Stored entries:
──────
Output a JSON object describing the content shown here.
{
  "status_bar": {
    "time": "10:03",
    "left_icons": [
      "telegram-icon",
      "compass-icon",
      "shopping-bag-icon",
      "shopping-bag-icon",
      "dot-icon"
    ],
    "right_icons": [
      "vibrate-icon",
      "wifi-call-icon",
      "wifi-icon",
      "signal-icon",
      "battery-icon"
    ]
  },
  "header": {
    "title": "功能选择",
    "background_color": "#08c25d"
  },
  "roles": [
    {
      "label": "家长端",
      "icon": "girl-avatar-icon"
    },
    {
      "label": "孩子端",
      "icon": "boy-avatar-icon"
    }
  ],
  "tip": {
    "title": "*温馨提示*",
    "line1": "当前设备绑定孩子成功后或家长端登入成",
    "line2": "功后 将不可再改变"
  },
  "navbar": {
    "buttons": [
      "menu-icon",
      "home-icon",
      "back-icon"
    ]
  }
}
──────
PROBLEM DETAILS: The full set of records should be duplicated exactly.

EXERCISE RESULT:
Output a JSON object describing the content shown here.
{
  "status_bar": {
    "time": "10:03",
    "left_icons": [
      "telegram-icon",
      "compass-icon",
      "shopping-bag-icon",
      "shopping-bag-icon",
      "dot-icon"
    ],
    "right_icons": [
      "vibrate-icon",
      "wifi-call-icon",
      "wifi-icon",
      "signal-icon",
      "battery-icon"
    ]
  },
  "header": {
    "title": "功能选择",
    "background_color": "#08c25d"
  },
  "roles": [
    {
      "label": "家长端",
      "icon": "girl-avatar-icon"
    },
    {
      "label": "孩子端",
      "icon": "boy-avatar-icon"
    }
  ],
  "tip": {
    "title": "*温馨提示*",
    "line1": "当前设备绑定孩子成功后或家长端登入成",
    "line2": "功后 将不可再改变"
  },
  "navbar": {
    "buttons": [
      "menu-icon",
      "home-icon",
      "back-icon"
    ]
  }
}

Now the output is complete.